* _Data excerpts_:

..............................

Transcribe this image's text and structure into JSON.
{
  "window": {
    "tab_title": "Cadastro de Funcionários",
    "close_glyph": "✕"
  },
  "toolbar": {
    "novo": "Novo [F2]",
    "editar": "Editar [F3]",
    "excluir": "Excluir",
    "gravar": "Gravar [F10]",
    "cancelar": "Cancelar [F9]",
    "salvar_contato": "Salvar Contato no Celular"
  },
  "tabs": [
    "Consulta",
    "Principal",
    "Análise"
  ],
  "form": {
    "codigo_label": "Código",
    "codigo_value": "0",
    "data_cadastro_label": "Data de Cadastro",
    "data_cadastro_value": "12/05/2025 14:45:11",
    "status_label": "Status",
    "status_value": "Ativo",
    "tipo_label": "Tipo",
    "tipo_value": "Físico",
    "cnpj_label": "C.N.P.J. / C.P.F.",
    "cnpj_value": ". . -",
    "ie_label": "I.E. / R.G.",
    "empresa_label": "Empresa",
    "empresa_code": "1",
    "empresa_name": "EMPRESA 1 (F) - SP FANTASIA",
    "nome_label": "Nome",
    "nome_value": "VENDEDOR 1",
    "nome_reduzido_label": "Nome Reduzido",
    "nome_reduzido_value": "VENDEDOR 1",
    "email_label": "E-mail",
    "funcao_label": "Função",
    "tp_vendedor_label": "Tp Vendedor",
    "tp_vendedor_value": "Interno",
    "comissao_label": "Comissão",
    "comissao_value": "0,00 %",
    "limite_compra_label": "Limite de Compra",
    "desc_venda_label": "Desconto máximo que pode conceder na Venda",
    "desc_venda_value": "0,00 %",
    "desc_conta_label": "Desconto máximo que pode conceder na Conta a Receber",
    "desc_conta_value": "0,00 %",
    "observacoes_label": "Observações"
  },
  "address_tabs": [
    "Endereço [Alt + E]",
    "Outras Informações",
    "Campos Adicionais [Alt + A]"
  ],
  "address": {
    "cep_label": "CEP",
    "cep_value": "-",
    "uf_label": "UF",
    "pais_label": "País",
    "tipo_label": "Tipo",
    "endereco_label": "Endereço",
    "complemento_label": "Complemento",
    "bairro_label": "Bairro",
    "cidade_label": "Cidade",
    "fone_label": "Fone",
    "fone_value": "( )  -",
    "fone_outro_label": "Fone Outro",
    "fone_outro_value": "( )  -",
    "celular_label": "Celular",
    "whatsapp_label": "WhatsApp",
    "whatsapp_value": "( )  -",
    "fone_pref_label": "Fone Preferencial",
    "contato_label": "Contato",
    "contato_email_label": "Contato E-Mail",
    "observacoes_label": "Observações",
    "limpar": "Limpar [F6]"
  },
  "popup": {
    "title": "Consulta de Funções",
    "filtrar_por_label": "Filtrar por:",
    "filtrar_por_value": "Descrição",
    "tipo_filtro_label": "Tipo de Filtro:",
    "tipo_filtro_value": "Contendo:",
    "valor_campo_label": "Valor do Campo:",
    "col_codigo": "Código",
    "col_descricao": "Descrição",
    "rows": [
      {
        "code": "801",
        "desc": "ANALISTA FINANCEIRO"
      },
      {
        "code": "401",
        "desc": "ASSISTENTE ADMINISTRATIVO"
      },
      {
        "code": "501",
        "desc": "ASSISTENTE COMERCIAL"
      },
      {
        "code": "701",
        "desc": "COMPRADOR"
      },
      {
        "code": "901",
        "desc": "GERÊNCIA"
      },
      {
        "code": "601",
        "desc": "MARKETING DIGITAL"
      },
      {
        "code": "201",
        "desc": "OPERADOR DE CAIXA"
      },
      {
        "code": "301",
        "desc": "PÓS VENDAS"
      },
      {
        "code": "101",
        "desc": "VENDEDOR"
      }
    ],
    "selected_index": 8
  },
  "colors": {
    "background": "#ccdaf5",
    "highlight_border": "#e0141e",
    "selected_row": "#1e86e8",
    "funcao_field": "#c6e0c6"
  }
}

..............................

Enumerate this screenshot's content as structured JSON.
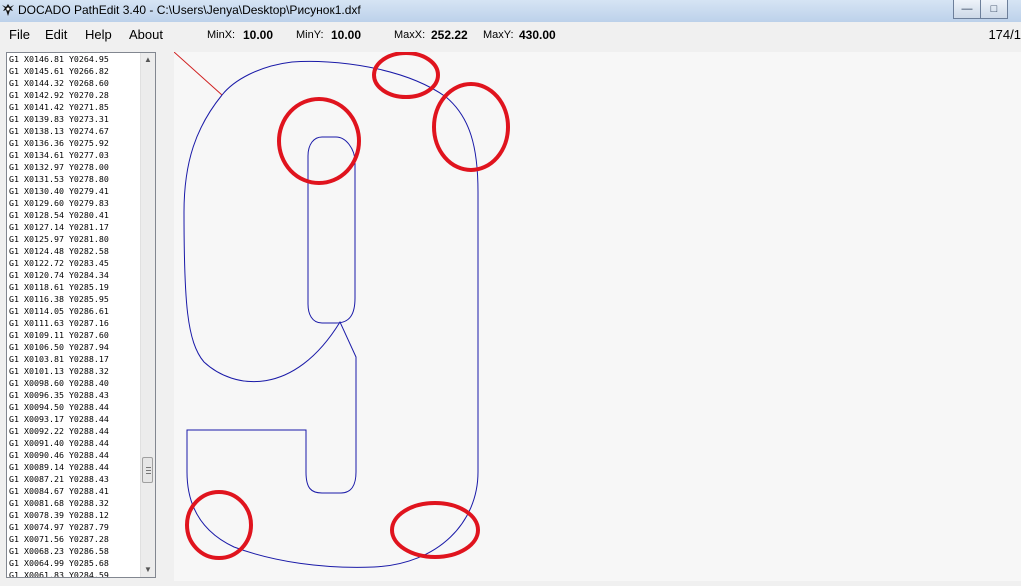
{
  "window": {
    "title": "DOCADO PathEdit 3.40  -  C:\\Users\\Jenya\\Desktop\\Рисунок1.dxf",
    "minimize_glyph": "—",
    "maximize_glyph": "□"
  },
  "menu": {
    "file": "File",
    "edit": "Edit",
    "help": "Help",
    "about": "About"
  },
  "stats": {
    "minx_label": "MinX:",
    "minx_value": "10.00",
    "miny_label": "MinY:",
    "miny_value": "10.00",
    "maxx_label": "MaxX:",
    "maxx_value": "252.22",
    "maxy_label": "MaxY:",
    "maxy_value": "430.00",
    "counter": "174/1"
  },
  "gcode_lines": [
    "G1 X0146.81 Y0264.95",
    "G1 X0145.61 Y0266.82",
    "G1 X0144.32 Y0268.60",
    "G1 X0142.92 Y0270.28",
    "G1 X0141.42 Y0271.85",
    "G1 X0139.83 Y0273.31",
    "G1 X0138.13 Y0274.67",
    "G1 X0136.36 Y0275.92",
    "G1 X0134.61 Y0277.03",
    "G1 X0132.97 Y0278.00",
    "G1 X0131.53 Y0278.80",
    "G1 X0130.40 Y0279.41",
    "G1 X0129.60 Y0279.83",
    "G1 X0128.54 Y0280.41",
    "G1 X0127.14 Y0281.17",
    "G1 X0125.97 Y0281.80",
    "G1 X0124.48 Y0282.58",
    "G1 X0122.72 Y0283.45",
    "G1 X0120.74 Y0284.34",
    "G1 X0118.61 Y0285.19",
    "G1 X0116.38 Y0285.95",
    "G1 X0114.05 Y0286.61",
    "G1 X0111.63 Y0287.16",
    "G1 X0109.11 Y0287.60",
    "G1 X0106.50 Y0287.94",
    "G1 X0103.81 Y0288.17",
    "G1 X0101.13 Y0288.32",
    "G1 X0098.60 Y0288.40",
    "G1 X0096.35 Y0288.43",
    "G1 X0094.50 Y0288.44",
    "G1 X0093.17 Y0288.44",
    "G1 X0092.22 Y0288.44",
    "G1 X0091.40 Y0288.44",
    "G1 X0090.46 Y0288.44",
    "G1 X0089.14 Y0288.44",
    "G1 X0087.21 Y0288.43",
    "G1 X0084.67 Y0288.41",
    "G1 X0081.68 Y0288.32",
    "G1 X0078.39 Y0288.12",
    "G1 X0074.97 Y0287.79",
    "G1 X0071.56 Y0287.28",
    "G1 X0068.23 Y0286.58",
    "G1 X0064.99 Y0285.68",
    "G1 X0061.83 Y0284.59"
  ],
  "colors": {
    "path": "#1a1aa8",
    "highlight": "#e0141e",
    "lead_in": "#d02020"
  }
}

..............................

* _Directive_: Extract every line from the records above that contains the word "JSON".

* _Full answer_:
Transcribe this image's text and structure into JSON.
Enumerate this screenshot's content as structured JSON.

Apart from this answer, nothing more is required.